# TASK DATA start

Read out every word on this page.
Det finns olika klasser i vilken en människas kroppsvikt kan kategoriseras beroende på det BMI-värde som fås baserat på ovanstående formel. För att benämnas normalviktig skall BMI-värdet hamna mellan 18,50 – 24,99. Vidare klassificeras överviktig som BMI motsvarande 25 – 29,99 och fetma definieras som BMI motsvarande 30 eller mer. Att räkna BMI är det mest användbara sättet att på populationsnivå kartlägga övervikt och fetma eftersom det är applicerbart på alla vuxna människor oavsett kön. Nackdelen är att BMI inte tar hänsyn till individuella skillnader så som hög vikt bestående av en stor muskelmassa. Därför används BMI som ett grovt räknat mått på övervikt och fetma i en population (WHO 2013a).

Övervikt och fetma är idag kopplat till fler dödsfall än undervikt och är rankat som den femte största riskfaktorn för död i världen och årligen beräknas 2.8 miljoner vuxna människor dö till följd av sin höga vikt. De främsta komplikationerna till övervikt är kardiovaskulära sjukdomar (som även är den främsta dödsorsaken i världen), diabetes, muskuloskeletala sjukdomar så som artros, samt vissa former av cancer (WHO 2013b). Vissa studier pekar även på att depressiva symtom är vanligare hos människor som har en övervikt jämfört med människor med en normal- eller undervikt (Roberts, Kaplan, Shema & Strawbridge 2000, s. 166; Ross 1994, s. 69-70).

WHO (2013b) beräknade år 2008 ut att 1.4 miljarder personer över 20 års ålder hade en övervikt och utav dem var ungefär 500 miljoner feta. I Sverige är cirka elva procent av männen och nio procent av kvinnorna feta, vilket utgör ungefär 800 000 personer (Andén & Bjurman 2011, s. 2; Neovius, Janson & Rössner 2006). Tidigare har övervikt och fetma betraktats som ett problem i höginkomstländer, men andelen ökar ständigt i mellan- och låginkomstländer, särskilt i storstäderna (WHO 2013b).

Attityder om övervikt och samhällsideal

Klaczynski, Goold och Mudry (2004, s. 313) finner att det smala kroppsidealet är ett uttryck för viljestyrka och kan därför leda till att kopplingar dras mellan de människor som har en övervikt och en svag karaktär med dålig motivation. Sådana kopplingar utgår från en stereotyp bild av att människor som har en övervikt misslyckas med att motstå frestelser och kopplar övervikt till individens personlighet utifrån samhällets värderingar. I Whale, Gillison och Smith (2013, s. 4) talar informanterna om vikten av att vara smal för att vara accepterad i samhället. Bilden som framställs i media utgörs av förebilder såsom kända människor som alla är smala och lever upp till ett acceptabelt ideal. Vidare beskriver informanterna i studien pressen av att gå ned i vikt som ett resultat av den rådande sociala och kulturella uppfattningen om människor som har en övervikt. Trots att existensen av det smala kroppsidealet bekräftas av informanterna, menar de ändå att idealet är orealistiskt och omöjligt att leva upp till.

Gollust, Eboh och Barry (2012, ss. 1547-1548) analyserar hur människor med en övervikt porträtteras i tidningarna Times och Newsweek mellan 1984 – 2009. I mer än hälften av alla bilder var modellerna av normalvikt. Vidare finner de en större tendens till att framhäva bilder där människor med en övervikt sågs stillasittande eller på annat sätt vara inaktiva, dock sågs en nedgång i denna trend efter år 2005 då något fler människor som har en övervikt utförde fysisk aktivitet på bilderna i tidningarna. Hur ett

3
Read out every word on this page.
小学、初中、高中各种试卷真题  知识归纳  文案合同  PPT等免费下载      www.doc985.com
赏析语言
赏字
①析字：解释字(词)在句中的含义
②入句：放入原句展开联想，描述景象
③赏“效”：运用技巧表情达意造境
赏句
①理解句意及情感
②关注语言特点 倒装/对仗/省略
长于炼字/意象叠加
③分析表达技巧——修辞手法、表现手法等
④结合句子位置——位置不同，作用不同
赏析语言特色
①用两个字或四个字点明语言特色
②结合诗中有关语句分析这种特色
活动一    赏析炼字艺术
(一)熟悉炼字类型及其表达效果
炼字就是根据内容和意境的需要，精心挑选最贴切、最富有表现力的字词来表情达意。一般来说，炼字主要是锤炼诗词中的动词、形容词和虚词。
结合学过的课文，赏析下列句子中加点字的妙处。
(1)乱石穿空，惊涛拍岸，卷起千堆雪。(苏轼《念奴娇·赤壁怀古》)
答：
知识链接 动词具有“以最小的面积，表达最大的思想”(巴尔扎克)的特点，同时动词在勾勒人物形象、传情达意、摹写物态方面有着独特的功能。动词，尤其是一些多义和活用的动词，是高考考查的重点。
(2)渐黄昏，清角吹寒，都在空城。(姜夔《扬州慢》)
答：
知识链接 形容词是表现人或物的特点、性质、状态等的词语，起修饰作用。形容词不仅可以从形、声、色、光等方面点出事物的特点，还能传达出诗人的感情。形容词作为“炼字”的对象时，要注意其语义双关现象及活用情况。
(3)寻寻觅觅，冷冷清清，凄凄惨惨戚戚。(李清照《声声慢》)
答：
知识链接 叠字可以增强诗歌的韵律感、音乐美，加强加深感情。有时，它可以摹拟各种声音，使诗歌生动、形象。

# TASK DATA end

* REQUIRED TASK
Work out how many lines in the entries hold the string "fler". Your answer should consist solely of that number.

* WRITTEN SOLUTION
2